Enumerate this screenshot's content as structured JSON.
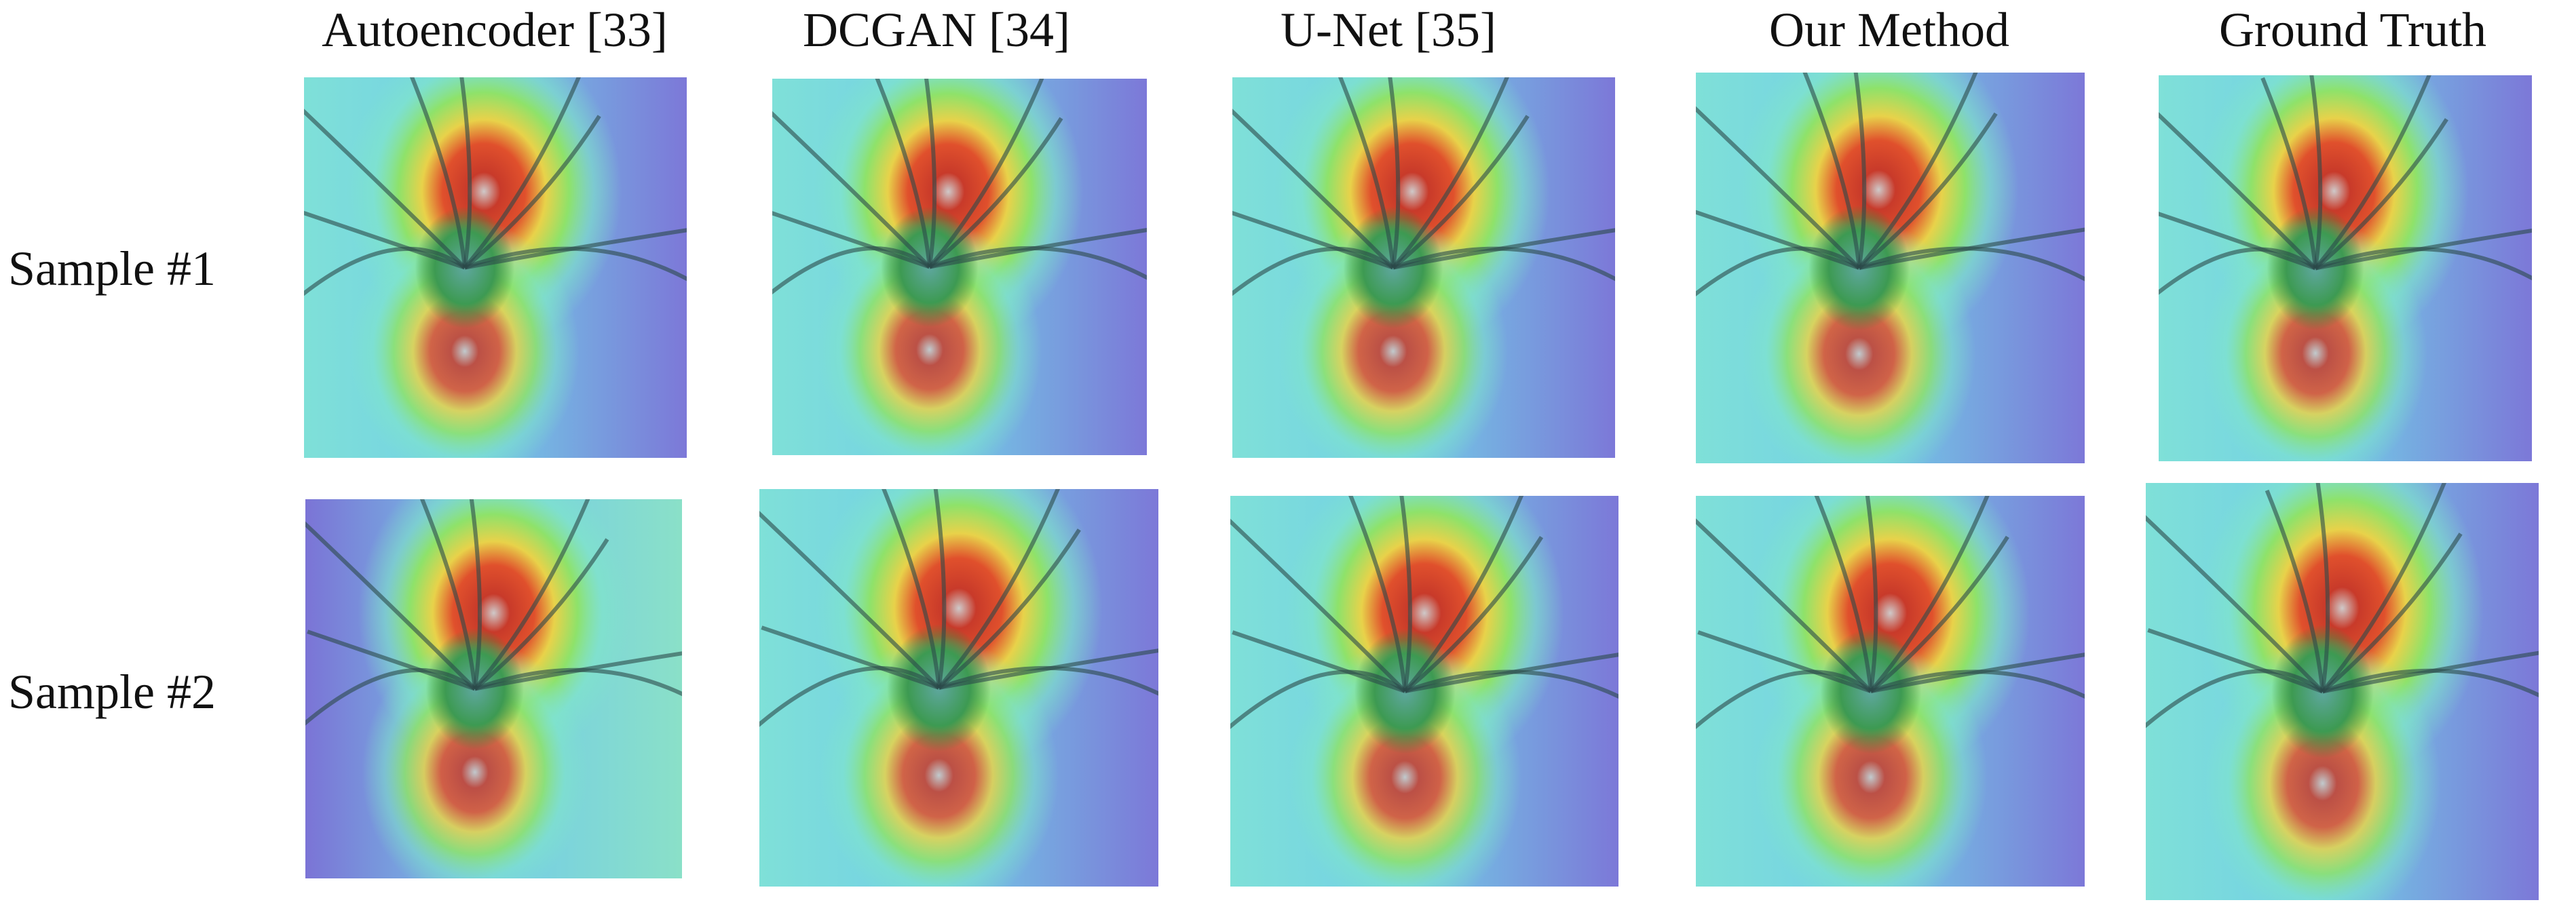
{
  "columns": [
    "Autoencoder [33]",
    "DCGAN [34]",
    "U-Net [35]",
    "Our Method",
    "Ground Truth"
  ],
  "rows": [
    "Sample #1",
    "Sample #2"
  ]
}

EXERCISE INSTRUCTIONS: Repeat the listing above exactly, with no pictures.

SOLUTION FOR THIS EXERCISE:
Enumerate this screenshot's content as structured JSON.
{
  "columns": [
    "Autoencoder [33]",
    "DCGAN [34]",
    "U-Net [35]",
    "Our Method",
    "Ground Truth"
  ],
  "rows": [
    "Sample #1",
    "Sample #2"
  ]
}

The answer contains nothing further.